• Goal of the exercise: Return every line of the material exactly.
# start of Extracted data
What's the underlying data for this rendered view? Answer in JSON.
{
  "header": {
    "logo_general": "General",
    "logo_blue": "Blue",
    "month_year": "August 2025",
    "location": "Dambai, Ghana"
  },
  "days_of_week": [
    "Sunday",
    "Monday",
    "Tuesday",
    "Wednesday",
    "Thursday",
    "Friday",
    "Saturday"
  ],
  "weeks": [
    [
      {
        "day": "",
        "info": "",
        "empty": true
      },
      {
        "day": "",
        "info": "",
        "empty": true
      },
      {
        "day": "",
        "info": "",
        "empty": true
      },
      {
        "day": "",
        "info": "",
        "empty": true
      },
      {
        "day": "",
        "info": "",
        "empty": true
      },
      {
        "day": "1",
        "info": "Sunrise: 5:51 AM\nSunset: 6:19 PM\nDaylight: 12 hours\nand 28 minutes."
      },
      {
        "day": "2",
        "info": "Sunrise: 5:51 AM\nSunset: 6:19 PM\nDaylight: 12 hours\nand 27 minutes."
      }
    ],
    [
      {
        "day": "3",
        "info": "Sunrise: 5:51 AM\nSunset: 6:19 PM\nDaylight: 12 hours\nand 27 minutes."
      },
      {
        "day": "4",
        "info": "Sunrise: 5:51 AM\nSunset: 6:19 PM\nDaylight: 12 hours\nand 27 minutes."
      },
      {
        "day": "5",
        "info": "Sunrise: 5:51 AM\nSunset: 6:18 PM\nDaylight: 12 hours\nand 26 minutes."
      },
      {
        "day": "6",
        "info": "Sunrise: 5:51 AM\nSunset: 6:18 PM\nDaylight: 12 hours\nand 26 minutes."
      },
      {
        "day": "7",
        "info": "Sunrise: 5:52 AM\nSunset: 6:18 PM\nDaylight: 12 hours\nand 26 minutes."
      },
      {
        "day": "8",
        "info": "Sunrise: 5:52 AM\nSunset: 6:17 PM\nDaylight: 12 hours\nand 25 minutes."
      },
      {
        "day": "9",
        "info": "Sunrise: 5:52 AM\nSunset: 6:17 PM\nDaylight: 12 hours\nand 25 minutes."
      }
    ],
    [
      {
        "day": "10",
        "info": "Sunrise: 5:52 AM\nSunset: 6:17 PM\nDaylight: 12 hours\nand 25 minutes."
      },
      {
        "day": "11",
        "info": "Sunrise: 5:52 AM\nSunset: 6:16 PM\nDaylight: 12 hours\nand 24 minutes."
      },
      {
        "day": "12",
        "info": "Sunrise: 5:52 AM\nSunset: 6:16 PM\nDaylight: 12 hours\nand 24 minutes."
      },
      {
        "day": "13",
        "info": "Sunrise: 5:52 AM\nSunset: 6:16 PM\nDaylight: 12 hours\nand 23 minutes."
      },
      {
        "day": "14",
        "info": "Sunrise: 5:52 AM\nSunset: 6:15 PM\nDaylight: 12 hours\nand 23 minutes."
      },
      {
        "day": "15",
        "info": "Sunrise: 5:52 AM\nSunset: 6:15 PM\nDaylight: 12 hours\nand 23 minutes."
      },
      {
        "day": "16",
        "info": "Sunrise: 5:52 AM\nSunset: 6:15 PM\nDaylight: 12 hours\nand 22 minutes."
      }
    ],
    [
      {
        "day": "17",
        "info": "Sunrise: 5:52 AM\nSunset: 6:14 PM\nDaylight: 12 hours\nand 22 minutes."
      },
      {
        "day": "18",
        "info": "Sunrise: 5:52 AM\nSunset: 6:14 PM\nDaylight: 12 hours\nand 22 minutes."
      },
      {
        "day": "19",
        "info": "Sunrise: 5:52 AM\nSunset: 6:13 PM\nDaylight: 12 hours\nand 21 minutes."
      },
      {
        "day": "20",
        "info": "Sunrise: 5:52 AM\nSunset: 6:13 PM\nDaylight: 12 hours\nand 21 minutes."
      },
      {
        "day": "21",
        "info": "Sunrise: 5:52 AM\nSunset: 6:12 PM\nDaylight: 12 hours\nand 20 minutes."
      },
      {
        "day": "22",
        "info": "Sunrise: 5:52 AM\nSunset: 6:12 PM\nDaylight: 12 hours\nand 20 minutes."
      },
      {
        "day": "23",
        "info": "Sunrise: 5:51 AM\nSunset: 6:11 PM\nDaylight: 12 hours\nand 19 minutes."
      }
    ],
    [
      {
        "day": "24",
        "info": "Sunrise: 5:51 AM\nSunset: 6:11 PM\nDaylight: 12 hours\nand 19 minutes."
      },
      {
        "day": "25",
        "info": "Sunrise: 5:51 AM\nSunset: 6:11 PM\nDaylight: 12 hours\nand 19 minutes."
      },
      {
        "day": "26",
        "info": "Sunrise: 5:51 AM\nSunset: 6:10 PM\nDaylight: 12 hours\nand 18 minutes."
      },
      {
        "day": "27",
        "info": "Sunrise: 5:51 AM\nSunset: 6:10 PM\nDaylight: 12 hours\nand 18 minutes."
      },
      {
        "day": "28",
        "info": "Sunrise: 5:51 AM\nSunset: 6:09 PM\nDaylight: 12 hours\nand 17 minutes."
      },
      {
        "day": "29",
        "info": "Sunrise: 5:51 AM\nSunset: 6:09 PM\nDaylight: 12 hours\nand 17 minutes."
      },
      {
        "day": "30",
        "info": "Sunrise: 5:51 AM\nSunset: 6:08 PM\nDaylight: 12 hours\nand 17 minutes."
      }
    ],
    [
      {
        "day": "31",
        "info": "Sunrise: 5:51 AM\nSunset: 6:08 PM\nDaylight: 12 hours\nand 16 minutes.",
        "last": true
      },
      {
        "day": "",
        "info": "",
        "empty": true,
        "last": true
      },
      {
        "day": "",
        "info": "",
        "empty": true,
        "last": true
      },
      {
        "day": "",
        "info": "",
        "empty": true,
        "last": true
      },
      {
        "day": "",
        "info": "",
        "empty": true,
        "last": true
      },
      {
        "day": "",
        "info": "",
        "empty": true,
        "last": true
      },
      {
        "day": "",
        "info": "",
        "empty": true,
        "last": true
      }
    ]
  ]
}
# end of Extracted data
• Solution to the problem:
What's the underlying data for this rendered view? Answer in JSON.
{
  "header": {
    "logo_general": "General",
    "logo_blue": "Blue",
    "month_year": "August 2025",
    "location": "Dambai, Ghana"
  },
  "days_of_week": [
    "Sunday",
    "Monday",
    "Tuesday",
    "Wednesday",
    "Thursday",
    "Friday",
    "Saturday"
  ],
  "weeks": [
    [
      {
        "day": "",
        "info": "",
        "empty": true
      },
      {
        "day": "",
        "info": "",
        "empty": true
      },
      {
        "day": "",
        "info": "",
        "empty": true
      },
      {
        "day": "",
        "info": "",
        "empty": true
      },
      {
        "day": "",
        "info": "",
        "empty": true
      },
      {
        "day": "1",
        "info": "Sunrise: 5:51 AM\nSunset: 6:19 PM\nDaylight: 12 hours\nand 28 minutes."
      },
      {
        "day": "2",
        "info": "Sunrise: 5:51 AM\nSunset: 6:19 PM\nDaylight: 12 hours\nand 27 minutes."
      }
    ],
    [
      {
        "day": "3",
        "info": "Sunrise: 5:51 AM\nSunset: 6:19 PM\nDaylight: 12 hours\nand 27 minutes."
      },
      {
        "day": "4",
        "info": "Sunrise: 5:51 AM\nSunset: 6:19 PM\nDaylight: 12 hours\nand 27 minutes."
      },
      {
        "day": "5",
        "info": "Sunrise: 5:51 AM\nSunset: 6:18 PM\nDaylight: 12 hours\nand 26 minutes."
      },
      {
        "day": "6",
        "info": "Sunrise: 5:51 AM\nSunset: 6:18 PM\nDaylight: 12 hours\nand 26 minutes."
      },
      {
        "day": "7",
        "info": "Sunrise: 5:52 AM\nSunset: 6:18 PM\nDaylight: 12 hours\nand 26 minutes."
      },
      {
        "day": "8",
        "info": "Sunrise: 5:52 AM\nSunset: 6:17 PM\nDaylight: 12 hours\nand 25 minutes."
      },
      {
        "day": "9",
        "info": "Sunrise: 5:52 AM\nSunset: 6:17 PM\nDaylight: 12 hours\nand 25 minutes."
      }
    ],
    [
      {
        "day": "10",
        "info": "Sunrise: 5:52 AM\nSunset: 6:17 PM\nDaylight: 12 hours\nand 25 minutes."
      },
      {
        "day": "11",
        "info": "Sunrise: 5:52 AM\nSunset: 6:16 PM\nDaylight: 12 hours\nand 24 minutes."
      },
      {
        "day": "12",
        "info": "Sunrise: 5:52 AM\nSunset: 6:16 PM\nDaylight: 12 hours\nand 24 minutes."
      },
      {
        "day": "13",
        "info": "Sunrise: 5:52 AM\nSunset: 6:16 PM\nDaylight: 12 hours\nand 23 minutes."
      },
      {
        "day": "14",
        "info": "Sunrise: 5:52 AM\nSunset: 6:15 PM\nDaylight: 12 hours\nand 23 minutes."
      },
      {
        "day": "15",
        "info": "Sunrise: 5:52 AM\nSunset: 6:15 PM\nDaylight: 12 hours\nand 23 minutes."
      },
      {
        "day": "16",
        "info": "Sunrise: 5:52 AM\nSunset: 6:15 PM\nDaylight: 12 hours\nand 22 minutes."
      }
    ],
    [
      {
        "day": "17",
        "info": "Sunrise: 5:52 AM\nSunset: 6:14 PM\nDaylight: 12 hours\nand 22 minutes."
      },
      {
        "day": "18",
        "info": "Sunrise: 5:52 AM\nSunset: 6:14 PM\nDaylight: 12 hours\nand 22 minutes."
      },
      {
        "day": "19",
        "info": "Sunrise: 5:52 AM\nSunset: 6:13 PM\nDaylight: 12 hours\nand 21 minutes."
      },
      {
        "day": "20",
        "info": "Sunrise: 5:52 AM\nSunset: 6:13 PM\nDaylight: 12 hours\nand 21 minutes."
      },
      {
        "day": "21",
        "info": "Sunrise: 5:52 AM\nSunset: 6:12 PM\nDaylight: 12 hours\nand 20 minutes."
      },
      {
        "day": "22",
        "info": "Sunrise: 5:52 AM\nSunset: 6:12 PM\nDaylight: 12 hours\nand 20 minutes."
      },
      {
        "day": "23",
        "info": "Sunrise: 5:51 AM\nSunset: 6:11 PM\nDaylight: 12 hours\nand 19 minutes."
      }
    ],
    [
      {
        "day": "24",
        "info": "Sunrise: 5:51 AM\nSunset: 6:11 PM\nDaylight: 12 hours\nand 19 minutes."
      },
      {
        "day": "25",
        "info": "Sunrise: 5:51 AM\nSunset: 6:11 PM\nDaylight: 12 hours\nand 19 minutes."
      },
      {
        "day": "26",
        "info": "Sunrise: 5:51 AM\nSunset: 6:10 PM\nDaylight: 12 hours\nand 18 minutes."
      },
      {
        "day": "27",
        "info": "Sunrise: 5:51 AM\nSunset: 6:10 PM\nDaylight: 12 hours\nand 18 minutes."
      },
      {
        "day": "28",
        "info": "Sunrise: 5:51 AM\nSunset: 6:09 PM\nDaylight: 12 hours\nand 17 minutes."
      },
      {
        "day": "29",
        "info": "Sunrise: 5:51 AM\nSunset: 6:09 PM\nDaylight: 12 hours\nand 17 minutes."
      },
      {
        "day": "30",
        "info": "Sunrise: 5:51 AM\nSunset: 6:08 PM\nDaylight: 12 hours\nand 17 minutes."
      }
    ],
    [
      {
        "day": "31",
        "info": "Sunrise: 5:51 AM\nSunset: 6:08 PM\nDaylight: 12 hours\nand 16 minutes.",
        "last": true
      },
      {
        "day": "",
        "info": "",
        "empty": true,
        "last": true
      },
      {
        "day": "",
        "info": "",
        "empty": true,
        "last": true
      },
      {
        "day": "",
        "info": "",
        "empty": true,
        "last": true
      },
      {
        "day": "",
        "info": "",
        "empty": true,
        "last": true
      },
      {
        "day": "",
        "info": "",
        "empty": true,
        "last": true
      },
      {
        "day": "",
        "info": "",
        "empty": true,
        "last": true
      }
    ]
  ]
}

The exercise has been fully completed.